▽
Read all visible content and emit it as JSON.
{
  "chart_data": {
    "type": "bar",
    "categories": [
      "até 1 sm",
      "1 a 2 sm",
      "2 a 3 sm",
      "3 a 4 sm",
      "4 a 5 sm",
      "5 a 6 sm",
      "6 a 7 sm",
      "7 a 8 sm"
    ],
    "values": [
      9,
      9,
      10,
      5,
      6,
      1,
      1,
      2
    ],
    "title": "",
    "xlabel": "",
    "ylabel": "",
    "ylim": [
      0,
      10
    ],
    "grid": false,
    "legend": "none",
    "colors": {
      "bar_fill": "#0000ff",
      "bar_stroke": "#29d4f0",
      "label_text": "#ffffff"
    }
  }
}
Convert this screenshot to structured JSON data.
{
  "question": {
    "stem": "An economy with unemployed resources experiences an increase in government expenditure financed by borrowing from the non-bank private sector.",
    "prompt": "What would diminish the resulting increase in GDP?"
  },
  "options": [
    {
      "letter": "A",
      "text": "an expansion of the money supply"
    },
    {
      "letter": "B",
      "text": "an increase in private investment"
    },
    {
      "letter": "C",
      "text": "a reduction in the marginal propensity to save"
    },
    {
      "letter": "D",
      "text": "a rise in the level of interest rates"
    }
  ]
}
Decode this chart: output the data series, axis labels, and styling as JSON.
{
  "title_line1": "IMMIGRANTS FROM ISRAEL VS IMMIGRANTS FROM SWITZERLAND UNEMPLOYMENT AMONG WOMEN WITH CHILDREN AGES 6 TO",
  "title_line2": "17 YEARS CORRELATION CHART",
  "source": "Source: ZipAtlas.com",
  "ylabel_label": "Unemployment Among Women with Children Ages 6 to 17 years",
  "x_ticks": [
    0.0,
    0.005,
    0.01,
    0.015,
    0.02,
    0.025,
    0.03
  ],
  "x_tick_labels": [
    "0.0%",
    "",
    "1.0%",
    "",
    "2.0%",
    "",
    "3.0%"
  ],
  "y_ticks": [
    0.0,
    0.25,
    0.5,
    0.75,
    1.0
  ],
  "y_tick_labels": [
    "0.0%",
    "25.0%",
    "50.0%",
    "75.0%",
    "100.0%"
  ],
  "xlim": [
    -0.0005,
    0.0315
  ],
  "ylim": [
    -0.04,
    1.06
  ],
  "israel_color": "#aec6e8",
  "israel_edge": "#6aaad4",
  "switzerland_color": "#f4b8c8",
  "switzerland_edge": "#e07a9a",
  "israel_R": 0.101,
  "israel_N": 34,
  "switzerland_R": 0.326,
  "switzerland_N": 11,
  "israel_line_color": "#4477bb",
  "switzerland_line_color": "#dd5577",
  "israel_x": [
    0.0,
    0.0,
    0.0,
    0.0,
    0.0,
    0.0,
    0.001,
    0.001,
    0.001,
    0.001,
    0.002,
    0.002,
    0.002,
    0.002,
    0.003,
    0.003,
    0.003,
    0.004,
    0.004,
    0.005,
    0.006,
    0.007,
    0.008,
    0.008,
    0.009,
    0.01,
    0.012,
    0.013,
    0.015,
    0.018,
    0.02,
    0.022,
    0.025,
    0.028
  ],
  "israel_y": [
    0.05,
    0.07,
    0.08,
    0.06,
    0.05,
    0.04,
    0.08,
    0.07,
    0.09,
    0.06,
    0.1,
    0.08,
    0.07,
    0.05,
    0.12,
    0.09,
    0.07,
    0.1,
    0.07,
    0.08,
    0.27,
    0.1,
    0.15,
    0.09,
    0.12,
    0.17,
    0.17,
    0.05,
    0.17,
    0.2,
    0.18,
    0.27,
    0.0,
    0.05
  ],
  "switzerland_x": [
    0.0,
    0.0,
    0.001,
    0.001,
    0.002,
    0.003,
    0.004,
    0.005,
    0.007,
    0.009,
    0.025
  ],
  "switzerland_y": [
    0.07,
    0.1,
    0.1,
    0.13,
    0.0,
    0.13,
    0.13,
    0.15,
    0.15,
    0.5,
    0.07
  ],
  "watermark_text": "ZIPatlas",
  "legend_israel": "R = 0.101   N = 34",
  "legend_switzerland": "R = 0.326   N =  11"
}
△
● **REQUIRED TASK**: Each line of the material must be restated exactly.

● **SOLUTION TO THIS EXERCISE**:
Read all visible content and emit it as JSON.
{
  "chart_data": {
    "type": "bar",
    "categories": [
      "até 1 sm",
      "1 a 2 sm",
      "2 a 3 sm",
      "3 a 4 sm",
      "4 a 5 sm",
      "5 a 6 sm",
      "6 a 7 sm",
      "7 a 8 sm"
    ],
    "values": [
      9,
      9,
      10,
      5,
      6,
      1,
      1,
      2
    ],
    "title": "",
    "xlabel": "",
    "ylabel": "",
    "ylim": [
      0,
      10
    ],
    "grid": false,
    "legend": "none",
    "colors": {
      "bar_fill": "#0000ff",
      "bar_stroke": "#29d4f0",
      "label_text": "#ffffff"
    }
  }
}
Convert this screenshot to structured JSON data.
{
  "question": {
    "stem": "An economy with unemployed resources experiences an increase in government expenditure financed by borrowing from the non-bank private sector.",
    "prompt": "What would diminish the resulting increase in GDP?"
  },
  "options": [
    {
      "letter": "A",
      "text": "an expansion of the money supply"
    },
    {
      "letter": "B",
      "text": "an increase in private investment"
    },
    {
      "letter": "C",
      "text": "a reduction in the marginal propensity to save"
    },
    {
      "letter": "D",
      "text": "a rise in the level of interest rates"
    }
  ]
}
Decode this chart: output the data series, axis labels, and styling as JSON.
{
  "title_line1": "IMMIGRANTS FROM ISRAEL VS IMMIGRANTS FROM SWITZERLAND UNEMPLOYMENT AMONG WOMEN WITH CHILDREN AGES 6 TO",
  "title_line2": "17 YEARS CORRELATION CHART",
  "source": "Source: ZipAtlas.com",
  "ylabel_label": "Unemployment Among Women with Children Ages 6 to 17 years",
  "x_ticks": [
    0.0,
    0.005,
    0.01,
    0.015,
    0.02,
    0.025,
    0.03
  ],
  "x_tick_labels": [
    "0.0%",
    "",
    "1.0%",
    "",
    "2.0%",
    "",
    "3.0%"
  ],
  "y_ticks": [
    0.0,
    0.25,
    0.5,
    0.75,
    1.0
  ],
  "y_tick_labels": [
    "0.0%",
    "25.0%",
    "50.0%",
    "75.0%",
    "100.0%"
  ],
  "xlim": [
    -0.0005,
    0.0315
  ],
  "ylim": [
    -0.04,
    1.06
  ],
  "israel_color": "#aec6e8",
  "israel_edge": "#6aaad4",
  "switzerland_color": "#f4b8c8",
  "switzerland_edge": "#e07a9a",
  "israel_R": 0.101,
  "israel_N": 34,
  "switzerland_R": 0.326,
  "switzerland_N": 11,
  "israel_line_color": "#4477bb",
  "switzerland_line_color": "#dd5577",
  "israel_x": [
    0.0,
    0.0,
    0.0,
    0.0,
    0.0,
    0.0,
    0.001,
    0.001,
    0.001,
    0.001,
    0.002,
    0.002,
    0.002,
    0.002,
    0.003,
    0.003,
    0.003,
    0.004,
    0.004,
    0.005,
    0.006,
    0.007,
    0.008,
    0.008,
    0.009,
    0.01,
    0.012,
    0.013,
    0.015,
    0.018,
    0.02,
    0.022,
    0.025,
    0.028
  ],
  "israel_y": [
    0.05,
    0.07,
    0.08,
    0.06,
    0.05,
    0.04,
    0.08,
    0.07,
    0.09,
    0.06,
    0.1,
    0.08,
    0.07,
    0.05,
    0.12,
    0.09,
    0.07,
    0.1,
    0.07,
    0.08,
    0.27,
    0.1,
    0.15,
    0.09,
    0.12,
    0.17,
    0.17,
    0.05,
    0.17,
    0.2,
    0.18,
    0.27,
    0.0,
    0.05
  ],
  "switzerland_x": [
    0.0,
    0.0,
    0.001,
    0.001,
    0.002,
    0.003,
    0.004,
    0.005,
    0.007,
    0.009,
    0.025
  ],
  "switzerland_y": [
    0.07,
    0.1,
    0.1,
    0.13,
    0.0,
    0.13,
    0.13,
    0.15,
    0.15,
    0.5,
    0.07
  ],
  "watermark_text": "ZIPatlas",
  "legend_israel": "R = 0.101   N = 34",
  "legend_switzerland": "R = 0.326   N =  11"
}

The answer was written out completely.